Are you able to quote each entry exactly as written?
### Extracted information ###
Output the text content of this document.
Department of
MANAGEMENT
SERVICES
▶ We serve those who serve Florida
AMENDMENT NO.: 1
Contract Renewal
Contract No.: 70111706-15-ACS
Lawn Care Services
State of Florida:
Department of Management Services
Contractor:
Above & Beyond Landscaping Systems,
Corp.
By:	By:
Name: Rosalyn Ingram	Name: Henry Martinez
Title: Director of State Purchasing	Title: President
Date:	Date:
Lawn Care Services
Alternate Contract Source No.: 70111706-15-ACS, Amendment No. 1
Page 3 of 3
###
Solution below:
Output the text content of this document.
Department of
MANAGEMENT
SERVICES
▶ We serve those who serve Florida
AMENDMENT NO.: 1
Contract Renewal
Contract No.: 70111706-15-ACS
Lawn Care Services
State of Florida:
Department of Management Services
Contractor:
Above & Beyond Landscaping Systems,
Corp.
By:	By:
Name: Rosalyn Ingram	Name: Henry Martinez
Title: Director of State Purchasing	Title: President
Date:	Date:
Lawn Care Services
Alternate Contract Source No.: 70111706-15-ACS, Amendment No. 1
Page 3 of 3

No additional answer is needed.